#### WORKING DATA ####
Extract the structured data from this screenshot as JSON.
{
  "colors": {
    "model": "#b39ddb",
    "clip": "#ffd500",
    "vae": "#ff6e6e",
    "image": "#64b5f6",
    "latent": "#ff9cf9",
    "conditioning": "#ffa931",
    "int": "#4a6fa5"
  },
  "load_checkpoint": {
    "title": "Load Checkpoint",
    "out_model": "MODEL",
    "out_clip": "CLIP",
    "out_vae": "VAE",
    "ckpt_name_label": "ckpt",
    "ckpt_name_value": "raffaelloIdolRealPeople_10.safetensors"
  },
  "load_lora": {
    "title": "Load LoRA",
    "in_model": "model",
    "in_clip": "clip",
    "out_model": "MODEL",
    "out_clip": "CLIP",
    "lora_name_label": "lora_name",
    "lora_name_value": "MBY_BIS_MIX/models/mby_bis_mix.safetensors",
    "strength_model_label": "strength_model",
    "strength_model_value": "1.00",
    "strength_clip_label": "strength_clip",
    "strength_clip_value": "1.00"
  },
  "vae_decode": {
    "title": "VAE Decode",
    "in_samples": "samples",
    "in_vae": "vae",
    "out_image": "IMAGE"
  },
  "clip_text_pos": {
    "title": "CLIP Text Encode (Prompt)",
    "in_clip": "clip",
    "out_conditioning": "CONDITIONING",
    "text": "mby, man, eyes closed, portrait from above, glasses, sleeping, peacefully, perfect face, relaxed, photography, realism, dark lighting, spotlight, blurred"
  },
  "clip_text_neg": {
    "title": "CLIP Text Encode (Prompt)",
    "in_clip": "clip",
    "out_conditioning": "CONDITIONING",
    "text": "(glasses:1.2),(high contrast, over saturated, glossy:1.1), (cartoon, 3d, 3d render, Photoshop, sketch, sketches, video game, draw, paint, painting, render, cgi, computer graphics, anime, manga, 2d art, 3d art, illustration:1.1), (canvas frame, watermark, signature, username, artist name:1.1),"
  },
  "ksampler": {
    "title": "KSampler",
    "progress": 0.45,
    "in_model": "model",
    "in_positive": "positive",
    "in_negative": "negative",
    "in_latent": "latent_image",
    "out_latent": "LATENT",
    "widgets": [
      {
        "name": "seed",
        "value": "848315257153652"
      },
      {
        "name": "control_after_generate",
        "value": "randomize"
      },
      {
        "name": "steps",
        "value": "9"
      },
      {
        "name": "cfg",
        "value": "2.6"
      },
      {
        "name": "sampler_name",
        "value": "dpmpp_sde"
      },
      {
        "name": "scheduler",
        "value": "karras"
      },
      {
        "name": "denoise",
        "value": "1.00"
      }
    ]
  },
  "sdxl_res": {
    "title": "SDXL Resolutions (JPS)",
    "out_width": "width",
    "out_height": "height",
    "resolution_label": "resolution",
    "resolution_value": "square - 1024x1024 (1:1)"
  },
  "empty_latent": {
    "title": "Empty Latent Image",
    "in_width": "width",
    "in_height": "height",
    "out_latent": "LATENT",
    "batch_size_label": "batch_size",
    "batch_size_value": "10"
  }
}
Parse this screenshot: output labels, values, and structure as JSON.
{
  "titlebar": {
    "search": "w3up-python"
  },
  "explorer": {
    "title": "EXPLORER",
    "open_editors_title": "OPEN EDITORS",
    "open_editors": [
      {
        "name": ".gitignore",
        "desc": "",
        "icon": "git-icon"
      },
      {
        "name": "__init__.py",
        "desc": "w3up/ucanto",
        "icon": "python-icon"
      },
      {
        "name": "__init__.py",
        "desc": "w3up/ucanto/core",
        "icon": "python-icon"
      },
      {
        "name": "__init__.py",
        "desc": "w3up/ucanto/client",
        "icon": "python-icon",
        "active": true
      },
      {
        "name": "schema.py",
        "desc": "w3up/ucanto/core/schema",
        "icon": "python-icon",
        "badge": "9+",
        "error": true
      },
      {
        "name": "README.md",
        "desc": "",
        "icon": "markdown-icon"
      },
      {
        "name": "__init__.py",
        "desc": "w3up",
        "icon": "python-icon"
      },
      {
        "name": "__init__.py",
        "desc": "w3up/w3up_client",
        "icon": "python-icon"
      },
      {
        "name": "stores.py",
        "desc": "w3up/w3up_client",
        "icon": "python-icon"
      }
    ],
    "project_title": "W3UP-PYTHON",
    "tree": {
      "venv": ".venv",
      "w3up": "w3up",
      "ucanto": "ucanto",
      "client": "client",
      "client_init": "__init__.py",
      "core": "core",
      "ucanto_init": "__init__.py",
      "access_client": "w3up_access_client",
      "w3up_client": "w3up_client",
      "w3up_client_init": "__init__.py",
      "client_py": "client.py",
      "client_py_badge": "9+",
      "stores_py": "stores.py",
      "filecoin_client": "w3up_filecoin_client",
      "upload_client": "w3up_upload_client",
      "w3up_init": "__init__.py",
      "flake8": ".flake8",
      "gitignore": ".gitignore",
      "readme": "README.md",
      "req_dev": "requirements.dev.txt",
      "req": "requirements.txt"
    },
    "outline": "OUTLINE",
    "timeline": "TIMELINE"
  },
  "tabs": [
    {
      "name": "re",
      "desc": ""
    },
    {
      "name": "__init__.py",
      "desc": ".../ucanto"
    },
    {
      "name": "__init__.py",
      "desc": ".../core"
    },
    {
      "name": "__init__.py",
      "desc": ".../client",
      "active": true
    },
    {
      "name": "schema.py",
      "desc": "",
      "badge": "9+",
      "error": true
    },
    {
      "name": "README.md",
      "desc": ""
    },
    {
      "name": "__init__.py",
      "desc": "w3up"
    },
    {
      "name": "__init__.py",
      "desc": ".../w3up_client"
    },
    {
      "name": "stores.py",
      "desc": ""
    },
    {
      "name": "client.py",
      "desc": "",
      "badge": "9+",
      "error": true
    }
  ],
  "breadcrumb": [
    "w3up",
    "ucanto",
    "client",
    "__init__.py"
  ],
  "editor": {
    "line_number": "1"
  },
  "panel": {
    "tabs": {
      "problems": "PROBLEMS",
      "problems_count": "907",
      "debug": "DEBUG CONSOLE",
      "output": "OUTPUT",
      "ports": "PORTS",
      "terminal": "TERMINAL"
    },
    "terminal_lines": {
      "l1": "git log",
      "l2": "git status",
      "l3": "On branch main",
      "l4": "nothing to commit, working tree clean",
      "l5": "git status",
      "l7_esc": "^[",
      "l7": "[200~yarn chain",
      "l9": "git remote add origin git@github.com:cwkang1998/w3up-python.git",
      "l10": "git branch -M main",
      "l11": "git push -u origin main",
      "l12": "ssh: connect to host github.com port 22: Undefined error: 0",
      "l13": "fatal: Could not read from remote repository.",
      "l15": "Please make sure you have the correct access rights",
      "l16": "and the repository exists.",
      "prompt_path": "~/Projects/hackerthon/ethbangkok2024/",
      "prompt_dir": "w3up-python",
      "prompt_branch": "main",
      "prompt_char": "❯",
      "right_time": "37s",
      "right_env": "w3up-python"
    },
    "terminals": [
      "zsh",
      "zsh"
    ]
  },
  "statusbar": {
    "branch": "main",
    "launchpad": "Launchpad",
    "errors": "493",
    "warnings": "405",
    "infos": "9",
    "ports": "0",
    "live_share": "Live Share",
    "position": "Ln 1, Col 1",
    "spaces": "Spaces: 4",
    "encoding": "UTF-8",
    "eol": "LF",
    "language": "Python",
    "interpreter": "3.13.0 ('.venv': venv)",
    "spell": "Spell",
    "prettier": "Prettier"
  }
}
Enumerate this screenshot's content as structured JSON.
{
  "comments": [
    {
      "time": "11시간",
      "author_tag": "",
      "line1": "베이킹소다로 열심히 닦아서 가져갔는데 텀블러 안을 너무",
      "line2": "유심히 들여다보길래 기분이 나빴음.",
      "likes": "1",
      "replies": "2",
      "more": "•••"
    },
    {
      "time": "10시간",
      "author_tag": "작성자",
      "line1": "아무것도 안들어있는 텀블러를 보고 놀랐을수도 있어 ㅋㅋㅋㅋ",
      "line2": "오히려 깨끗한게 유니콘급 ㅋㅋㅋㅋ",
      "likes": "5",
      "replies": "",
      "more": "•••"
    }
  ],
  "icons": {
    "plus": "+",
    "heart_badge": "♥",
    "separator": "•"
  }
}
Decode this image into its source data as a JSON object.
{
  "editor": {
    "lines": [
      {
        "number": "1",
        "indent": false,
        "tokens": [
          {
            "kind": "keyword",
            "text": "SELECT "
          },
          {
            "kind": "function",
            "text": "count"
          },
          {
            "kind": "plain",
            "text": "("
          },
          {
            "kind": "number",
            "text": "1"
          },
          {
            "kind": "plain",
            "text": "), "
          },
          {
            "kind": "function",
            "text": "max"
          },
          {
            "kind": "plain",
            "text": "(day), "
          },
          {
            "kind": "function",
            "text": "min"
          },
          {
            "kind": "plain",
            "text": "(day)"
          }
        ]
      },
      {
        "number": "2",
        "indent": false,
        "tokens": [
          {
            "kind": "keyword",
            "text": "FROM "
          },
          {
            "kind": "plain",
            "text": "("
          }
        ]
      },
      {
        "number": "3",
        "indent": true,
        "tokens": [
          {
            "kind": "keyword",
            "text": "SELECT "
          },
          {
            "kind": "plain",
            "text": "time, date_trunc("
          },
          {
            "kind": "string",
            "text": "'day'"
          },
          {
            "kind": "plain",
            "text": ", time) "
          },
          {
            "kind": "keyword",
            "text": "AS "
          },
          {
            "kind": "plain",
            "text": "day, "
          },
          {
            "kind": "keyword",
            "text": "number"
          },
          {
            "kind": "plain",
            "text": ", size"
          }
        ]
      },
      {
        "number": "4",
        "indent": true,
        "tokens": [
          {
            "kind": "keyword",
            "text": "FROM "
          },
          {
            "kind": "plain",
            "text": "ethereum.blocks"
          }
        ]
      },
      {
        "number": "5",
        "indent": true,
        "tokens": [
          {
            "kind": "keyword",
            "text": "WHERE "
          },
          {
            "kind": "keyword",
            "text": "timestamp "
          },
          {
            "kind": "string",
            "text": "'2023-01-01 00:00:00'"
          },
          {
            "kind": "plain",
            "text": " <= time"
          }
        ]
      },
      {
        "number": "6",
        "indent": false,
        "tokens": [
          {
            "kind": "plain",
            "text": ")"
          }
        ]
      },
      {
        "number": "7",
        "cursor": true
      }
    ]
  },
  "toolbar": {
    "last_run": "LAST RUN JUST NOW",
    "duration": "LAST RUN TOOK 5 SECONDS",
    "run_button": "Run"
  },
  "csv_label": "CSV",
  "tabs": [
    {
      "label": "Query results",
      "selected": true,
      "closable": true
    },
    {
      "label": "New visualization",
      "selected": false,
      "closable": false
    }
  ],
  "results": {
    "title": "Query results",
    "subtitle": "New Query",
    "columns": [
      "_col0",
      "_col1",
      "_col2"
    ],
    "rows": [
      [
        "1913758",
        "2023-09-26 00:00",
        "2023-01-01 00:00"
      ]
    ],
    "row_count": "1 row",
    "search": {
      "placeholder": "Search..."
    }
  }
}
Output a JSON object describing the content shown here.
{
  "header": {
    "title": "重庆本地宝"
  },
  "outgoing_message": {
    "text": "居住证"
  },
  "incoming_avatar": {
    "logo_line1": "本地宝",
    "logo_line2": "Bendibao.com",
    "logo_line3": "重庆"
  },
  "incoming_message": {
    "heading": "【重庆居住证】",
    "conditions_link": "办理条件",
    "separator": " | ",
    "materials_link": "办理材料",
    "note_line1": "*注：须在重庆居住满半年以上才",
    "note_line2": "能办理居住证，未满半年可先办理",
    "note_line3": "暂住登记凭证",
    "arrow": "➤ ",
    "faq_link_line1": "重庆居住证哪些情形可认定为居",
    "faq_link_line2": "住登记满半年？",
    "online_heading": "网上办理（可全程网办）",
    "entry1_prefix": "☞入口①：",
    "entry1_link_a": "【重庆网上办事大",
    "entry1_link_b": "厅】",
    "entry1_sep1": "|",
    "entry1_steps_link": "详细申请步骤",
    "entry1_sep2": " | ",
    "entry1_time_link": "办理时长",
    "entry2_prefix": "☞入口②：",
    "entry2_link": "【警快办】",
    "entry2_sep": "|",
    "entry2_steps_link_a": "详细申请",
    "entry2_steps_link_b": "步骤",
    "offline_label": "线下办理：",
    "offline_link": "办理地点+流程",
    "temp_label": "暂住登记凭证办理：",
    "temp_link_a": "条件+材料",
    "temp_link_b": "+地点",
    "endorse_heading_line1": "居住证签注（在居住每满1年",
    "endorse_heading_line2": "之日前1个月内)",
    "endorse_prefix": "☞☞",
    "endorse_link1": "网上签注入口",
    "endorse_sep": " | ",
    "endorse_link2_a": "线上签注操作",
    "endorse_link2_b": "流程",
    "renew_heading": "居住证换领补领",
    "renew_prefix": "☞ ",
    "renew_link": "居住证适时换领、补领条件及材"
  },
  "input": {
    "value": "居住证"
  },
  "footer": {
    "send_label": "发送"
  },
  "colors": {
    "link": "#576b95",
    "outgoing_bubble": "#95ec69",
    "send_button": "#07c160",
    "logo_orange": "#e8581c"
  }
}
####
• _AIM OF THE TASK_:
Extract every line from the records above that contains the word "results".

• _COMPLETE ANSWER_:
      "label": "Query results",
  "results": {
    "title": "Query results",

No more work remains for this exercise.